* Set task: Return the full material exactly.

* Dataset records:
━━━━━━━━━━━━━━━━

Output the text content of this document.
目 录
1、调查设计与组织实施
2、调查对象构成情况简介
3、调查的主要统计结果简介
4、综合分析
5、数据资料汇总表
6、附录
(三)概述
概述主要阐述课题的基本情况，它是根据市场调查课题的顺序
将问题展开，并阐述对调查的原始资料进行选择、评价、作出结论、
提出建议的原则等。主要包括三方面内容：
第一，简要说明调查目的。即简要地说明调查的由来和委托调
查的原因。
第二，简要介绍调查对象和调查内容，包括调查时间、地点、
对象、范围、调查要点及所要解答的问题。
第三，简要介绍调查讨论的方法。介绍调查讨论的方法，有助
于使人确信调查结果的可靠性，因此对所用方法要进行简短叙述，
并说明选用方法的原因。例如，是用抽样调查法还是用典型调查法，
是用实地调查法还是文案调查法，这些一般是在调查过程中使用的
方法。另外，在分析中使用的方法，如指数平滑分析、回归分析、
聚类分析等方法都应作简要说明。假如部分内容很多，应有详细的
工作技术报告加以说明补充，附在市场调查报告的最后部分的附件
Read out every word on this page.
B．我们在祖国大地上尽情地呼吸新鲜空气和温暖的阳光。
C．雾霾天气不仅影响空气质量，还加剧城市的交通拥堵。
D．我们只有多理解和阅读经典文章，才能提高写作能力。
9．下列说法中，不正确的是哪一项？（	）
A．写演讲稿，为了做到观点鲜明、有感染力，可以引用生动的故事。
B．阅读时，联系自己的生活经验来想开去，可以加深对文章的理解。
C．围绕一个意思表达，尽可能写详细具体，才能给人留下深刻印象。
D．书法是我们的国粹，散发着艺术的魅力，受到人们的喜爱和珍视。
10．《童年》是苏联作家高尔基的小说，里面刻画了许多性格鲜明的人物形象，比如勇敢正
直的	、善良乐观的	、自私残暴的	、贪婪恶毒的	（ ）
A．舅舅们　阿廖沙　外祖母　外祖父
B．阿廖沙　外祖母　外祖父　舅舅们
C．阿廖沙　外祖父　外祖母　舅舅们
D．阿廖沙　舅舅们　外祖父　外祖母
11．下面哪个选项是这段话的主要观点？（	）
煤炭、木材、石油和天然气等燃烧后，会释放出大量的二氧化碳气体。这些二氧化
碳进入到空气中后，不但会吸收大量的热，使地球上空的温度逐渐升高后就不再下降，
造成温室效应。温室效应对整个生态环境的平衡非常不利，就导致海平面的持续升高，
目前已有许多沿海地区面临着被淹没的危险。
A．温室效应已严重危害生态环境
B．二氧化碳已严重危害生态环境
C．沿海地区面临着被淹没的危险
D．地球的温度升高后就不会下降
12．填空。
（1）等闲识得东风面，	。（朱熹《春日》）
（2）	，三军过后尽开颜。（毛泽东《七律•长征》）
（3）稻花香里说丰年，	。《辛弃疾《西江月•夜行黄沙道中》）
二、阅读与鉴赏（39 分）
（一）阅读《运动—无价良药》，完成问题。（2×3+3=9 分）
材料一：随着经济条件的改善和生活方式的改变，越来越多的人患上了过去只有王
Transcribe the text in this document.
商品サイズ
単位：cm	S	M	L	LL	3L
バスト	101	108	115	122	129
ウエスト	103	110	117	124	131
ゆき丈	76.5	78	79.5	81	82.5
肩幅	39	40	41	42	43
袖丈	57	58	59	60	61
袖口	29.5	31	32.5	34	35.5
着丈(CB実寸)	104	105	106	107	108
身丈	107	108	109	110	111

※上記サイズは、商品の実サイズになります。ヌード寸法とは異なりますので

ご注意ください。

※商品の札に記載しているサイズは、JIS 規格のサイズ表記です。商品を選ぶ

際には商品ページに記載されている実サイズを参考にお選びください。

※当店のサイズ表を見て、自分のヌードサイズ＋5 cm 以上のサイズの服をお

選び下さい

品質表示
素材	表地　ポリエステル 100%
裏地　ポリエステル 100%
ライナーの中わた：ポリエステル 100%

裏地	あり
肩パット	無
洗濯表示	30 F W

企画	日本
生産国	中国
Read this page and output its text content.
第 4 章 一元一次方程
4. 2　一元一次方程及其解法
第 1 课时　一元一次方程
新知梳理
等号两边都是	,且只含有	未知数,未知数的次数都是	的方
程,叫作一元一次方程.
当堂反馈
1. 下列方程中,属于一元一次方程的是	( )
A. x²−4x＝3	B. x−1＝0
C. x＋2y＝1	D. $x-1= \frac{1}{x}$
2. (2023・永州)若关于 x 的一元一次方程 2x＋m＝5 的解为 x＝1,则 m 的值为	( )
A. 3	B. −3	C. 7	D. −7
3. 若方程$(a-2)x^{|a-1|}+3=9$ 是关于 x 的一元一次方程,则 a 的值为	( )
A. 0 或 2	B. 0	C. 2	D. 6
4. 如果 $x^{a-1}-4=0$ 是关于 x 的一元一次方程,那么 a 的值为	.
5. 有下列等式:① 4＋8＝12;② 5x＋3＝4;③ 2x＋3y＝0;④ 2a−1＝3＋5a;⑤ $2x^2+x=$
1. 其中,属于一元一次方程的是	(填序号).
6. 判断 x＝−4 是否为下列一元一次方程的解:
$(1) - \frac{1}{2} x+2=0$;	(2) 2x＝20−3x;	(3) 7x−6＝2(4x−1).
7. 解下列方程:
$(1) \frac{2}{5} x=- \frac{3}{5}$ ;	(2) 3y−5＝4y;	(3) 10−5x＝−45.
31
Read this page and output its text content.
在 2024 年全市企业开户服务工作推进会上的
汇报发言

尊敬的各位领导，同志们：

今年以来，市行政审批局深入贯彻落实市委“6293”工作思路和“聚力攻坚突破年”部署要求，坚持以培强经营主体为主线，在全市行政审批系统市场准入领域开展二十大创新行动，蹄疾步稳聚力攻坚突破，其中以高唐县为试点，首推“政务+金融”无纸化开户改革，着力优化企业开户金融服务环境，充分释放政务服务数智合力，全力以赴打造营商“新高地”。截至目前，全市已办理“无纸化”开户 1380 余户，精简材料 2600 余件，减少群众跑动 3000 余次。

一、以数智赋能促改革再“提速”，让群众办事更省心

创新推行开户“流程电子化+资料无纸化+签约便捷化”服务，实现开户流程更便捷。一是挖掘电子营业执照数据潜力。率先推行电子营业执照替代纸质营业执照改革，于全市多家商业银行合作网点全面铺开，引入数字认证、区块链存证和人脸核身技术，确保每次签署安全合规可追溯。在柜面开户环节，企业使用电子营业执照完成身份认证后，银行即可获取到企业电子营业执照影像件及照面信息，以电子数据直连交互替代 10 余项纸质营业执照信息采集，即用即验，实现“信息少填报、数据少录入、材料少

━━━━━━━━━━━━━━━━

* The output:
Output the text content of this document.
目 录
1、调查设计与组织实施
2、调查对象构成情况简介
3、调查的主要统计结果简介
4、综合分析
5、数据资料汇总表
6、附录
(三)概述
概述主要阐述课题的基本情况，它是根据市场调查课题的顺序
将问题展开，并阐述对调查的原始资料进行选择、评价、作出结论、
提出建议的原则等。主要包括三方面内容：
第一，简要说明调查目的。即简要地说明调查的由来和委托调
查的原因。
第二，简要介绍调查对象和调查内容，包括调查时间、地点、
对象、范围、调查要点及所要解答的问题。
第三，简要介绍调查讨论的方法。介绍调查讨论的方法，有助
于使人确信调查结果的可靠性，因此对所用方法要进行简短叙述，
并说明选用方法的原因。例如，是用抽样调查法还是用典型调查法，
是用实地调查法还是文案调查法，这些一般是在调查过程中使用的
方法。另外，在分析中使用的方法，如指数平滑分析、回归分析、
聚类分析等方法都应作简要说明。假如部分内容很多，应有详细的
工作技术报告加以说明补充，附在市场调查报告的最后部分的附件
Read out every word on this page.
B．我们在祖国大地上尽情地呼吸新鲜空气和温暖的阳光。
C．雾霾天气不仅影响空气质量，还加剧城市的交通拥堵。
D．我们只有多理解和阅读经典文章，才能提高写作能力。
9．下列说法中，不正确的是哪一项？（	）
A．写演讲稿，为了做到观点鲜明、有感染力，可以引用生动的故事。
B．阅读时，联系自己的生活经验来想开去，可以加深对文章的理解。
C．围绕一个意思表达，尽可能写详细具体，才能给人留下深刻印象。
D．书法是我们的国粹，散发着艺术的魅力，受到人们的喜爱和珍视。
10．《童年》是苏联作家高尔基的小说，里面刻画了许多性格鲜明的人物形象，比如勇敢正
直的	、善良乐观的	、自私残暴的	、贪婪恶毒的	（ ）
A．舅舅们　阿廖沙　外祖母　外祖父
B．阿廖沙　外祖母　外祖父　舅舅们
C．阿廖沙　外祖父　外祖母　舅舅们
D．阿廖沙　舅舅们　外祖父　外祖母
11．下面哪个选项是这段话的主要观点？（	）
煤炭、木材、石油和天然气等燃烧后，会释放出大量的二氧化碳气体。这些二氧化
碳进入到空气中后，不但会吸收大量的热，使地球上空的温度逐渐升高后就不再下降，
造成温室效应。温室效应对整个生态环境的平衡非常不利，就导致海平面的持续升高，
目前已有许多沿海地区面临着被淹没的危险。
A．温室效应已严重危害生态环境
B．二氧化碳已严重危害生态环境
C．沿海地区面临着被淹没的危险
D．地球的温度升高后就不会下降
12．填空。
（1）等闲识得东风面，	。（朱熹《春日》）
（2）	，三军过后尽开颜。（毛泽东《七律•长征》）
（3）稻花香里说丰年，	。《辛弃疾《西江月•夜行黄沙道中》）
二、阅读与鉴赏（39 分）
（一）阅读《运动—无价良药》，完成问题。（2×3+3=9 分）
材料一：随着经济条件的改善和生活方式的改变，越来越多的人患上了过去只有王
Transcribe the text in this document.
商品サイズ
単位：cm	S	M	L	LL	3L
バスト	101	108	115	122	129
ウエスト	103	110	117	124	131
ゆき丈	76.5	78	79.5	81	82.5
肩幅	39	40	41	42	43
袖丈	57	58	59	60	61
袖口	29.5	31	32.5	34	35.5
着丈(CB実寸)	104	105	106	107	108
身丈	107	108	109	110	111

※上記サイズは、商品の実サイズになります。ヌード寸法とは異なりますので

ご注意ください。

※商品の札に記載しているサイズは、JIS 規格のサイズ表記です。商品を選ぶ

際には商品ページに記載されている実サイズを参考にお選びください。

※当店のサイズ表を見て、自分のヌードサイズ＋5 cm 以上のサイズの服をお

選び下さい

品質表示
素材	表地　ポリエステル 100%
裏地　ポリエステル 100%
ライナーの中わた：ポリエステル 100%

裏地	あり
肩パット	無
洗濯表示	30 F W

企画	日本
生産国	中国
Read this page and output its text content.
第 4 章 一元一次方程
4. 2　一元一次方程及其解法
第 1 课时　一元一次方程
新知梳理
等号两边都是	,且只含有	未知数,未知数的次数都是	的方
程,叫作一元一次方程.
当堂反馈
1. 下列方程中,属于一元一次方程的是	( )
A. x²−4x＝3	B. x−1＝0
C. x＋2y＝1	D. $x-1= \frac{1}{x}$
2. (2023・永州)若关于 x 的一元一次方程 2x＋m＝5 的解为 x＝1,则 m 的值为	( )
A. 3	B. −3	C. 7	D. −7
3. 若方程$(a-2)x^{|a-1|}+3=9$ 是关于 x 的一元一次方程,则 a 的值为	( )
A. 0 或 2	B. 0	C. 2	D. 6
4. 如果 $x^{a-1}-4=0$ 是关于 x 的一元一次方程,那么 a 的值为	.
5. 有下列等式:① 4＋8＝12;② 5x＋3＝4;③ 2x＋3y＝0;④ 2a−1＝3＋5a;⑤ $2x^2+x=$
1. 其中,属于一元一次方程的是	(填序号).
6. 判断 x＝−4 是否为下列一元一次方程的解:
$(1) - \frac{1}{2} x+2=0$;	(2) 2x＝20−3x;	(3) 7x−6＝2(4x−1).
7. 解下列方程:
$(1) \frac{2}{5} x=- \frac{3}{5}$ ;	(2) 3y−5＝4y;	(3) 10−5x＝−45.
31
Read this page and output its text content.
在 2024 年全市企业开户服务工作推进会上的
汇报发言

尊敬的各位领导，同志们：

今年以来，市行政审批局深入贯彻落实市委“6293”工作思路和“聚力攻坚突破年”部署要求，坚持以培强经营主体为主线，在全市行政审批系统市场准入领域开展二十大创新行动，蹄疾步稳聚力攻坚突破，其中以高唐县为试点，首推“政务+金融”无纸化开户改革，着力优化企业开户金融服务环境，充分释放政务服务数智合力，全力以赴打造营商“新高地”。截至目前，全市已办理“无纸化”开户 1380 余户，精简材料 2600 余件，减少群众跑动 3000 余次。

一、以数智赋能促改革再“提速”，让群众办事更省心

创新推行开户“流程电子化+资料无纸化+签约便捷化”服务，实现开户流程更便捷。一是挖掘电子营业执照数据潜力。率先推行电子营业执照替代纸质营业执照改革，于全市多家商业银行合作网点全面铺开，引入数字认证、区块链存证和人脸核身技术，确保每次签署安全合规可追溯。在柜面开户环节，企业使用电子营业执照完成身份认证后，银行即可获取到企业电子营业执照影像件及照面信息，以电子数据直连交互替代 10 余项纸质营业执照信息采集，即用即验，实现“信息少填报、数据少录入、材料少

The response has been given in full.